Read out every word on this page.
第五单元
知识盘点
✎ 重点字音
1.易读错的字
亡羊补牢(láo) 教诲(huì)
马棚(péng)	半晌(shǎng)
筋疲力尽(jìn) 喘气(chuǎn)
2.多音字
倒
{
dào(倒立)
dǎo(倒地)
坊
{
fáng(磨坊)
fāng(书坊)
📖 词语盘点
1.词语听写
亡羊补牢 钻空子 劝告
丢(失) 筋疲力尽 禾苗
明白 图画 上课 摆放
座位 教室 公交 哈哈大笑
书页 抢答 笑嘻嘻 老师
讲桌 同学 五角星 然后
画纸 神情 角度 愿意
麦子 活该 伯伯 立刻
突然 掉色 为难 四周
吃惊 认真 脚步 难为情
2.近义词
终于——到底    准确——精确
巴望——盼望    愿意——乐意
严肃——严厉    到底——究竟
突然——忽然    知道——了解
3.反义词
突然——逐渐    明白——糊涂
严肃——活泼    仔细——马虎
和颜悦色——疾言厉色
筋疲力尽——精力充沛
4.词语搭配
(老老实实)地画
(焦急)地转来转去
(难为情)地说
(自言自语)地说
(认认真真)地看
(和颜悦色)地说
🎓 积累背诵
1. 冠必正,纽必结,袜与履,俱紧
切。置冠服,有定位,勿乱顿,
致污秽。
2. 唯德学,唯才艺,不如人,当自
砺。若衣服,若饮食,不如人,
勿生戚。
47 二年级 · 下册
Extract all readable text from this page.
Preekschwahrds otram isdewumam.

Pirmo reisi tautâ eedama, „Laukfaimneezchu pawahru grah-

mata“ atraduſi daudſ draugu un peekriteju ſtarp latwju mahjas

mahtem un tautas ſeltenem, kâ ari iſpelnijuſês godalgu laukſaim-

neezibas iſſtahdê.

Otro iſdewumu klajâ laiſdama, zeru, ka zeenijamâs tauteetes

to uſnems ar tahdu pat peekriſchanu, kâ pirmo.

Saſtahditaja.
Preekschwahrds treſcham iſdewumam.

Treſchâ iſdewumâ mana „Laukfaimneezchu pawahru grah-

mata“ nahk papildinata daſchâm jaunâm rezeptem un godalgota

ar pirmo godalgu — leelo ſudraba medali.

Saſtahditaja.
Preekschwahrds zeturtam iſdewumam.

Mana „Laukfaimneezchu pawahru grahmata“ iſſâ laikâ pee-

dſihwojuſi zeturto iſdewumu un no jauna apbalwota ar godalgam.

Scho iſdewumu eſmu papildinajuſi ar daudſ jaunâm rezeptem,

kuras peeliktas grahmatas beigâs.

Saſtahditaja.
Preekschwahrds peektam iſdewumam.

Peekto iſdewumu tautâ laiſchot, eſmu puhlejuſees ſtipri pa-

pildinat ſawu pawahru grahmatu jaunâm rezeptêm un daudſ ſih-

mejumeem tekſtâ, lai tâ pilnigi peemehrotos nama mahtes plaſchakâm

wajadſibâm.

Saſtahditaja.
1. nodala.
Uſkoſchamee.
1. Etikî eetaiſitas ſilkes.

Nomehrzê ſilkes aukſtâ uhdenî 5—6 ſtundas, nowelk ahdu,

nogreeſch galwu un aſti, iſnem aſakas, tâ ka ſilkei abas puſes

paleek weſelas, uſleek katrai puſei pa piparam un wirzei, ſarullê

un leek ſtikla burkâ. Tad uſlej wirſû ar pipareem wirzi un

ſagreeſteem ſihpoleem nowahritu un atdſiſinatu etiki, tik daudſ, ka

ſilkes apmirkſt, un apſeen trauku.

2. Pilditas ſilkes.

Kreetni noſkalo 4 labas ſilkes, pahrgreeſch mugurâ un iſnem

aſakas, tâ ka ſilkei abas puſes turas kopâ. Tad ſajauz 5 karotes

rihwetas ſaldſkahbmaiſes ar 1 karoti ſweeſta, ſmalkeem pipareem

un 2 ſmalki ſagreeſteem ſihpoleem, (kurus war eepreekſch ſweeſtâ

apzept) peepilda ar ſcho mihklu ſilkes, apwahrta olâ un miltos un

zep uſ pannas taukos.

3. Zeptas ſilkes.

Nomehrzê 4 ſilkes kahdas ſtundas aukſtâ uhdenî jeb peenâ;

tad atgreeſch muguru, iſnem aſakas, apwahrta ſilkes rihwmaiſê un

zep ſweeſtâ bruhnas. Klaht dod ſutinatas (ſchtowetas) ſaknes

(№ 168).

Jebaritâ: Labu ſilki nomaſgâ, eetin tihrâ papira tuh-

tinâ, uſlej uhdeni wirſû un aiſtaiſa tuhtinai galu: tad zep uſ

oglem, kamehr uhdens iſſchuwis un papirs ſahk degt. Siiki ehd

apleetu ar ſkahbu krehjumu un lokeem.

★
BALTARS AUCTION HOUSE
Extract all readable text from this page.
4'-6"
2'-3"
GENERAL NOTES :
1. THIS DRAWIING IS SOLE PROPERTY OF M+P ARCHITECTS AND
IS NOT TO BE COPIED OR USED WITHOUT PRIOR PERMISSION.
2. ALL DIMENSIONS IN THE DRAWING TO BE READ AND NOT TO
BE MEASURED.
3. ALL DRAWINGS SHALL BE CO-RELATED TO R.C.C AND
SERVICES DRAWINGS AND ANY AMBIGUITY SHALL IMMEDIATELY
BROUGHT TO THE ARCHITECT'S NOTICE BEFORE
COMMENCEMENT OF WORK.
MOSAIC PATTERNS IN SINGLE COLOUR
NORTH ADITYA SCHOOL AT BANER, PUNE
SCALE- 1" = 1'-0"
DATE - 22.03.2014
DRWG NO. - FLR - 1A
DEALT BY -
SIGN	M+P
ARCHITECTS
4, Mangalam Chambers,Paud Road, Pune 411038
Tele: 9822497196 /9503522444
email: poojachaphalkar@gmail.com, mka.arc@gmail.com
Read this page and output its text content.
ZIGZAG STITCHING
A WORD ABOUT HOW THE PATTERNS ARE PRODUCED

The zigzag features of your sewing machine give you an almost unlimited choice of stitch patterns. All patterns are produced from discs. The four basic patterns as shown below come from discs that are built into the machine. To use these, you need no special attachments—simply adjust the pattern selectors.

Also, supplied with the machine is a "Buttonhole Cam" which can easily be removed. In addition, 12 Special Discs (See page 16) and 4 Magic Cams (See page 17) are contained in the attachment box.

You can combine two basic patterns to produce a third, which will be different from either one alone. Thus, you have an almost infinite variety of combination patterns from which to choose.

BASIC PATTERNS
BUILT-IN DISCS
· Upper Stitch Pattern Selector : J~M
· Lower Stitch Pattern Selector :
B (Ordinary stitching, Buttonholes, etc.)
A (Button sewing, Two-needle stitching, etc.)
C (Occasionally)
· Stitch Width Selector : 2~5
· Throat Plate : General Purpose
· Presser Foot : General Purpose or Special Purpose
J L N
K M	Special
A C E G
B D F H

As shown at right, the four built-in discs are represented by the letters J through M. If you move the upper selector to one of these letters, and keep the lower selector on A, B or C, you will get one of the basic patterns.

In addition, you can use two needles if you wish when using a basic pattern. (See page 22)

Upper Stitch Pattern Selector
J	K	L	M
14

□ □ □ □ □

→ What to do:
Count the lines of these entries that hold the string "wirſû", and give only that number.

→ Final answer:
2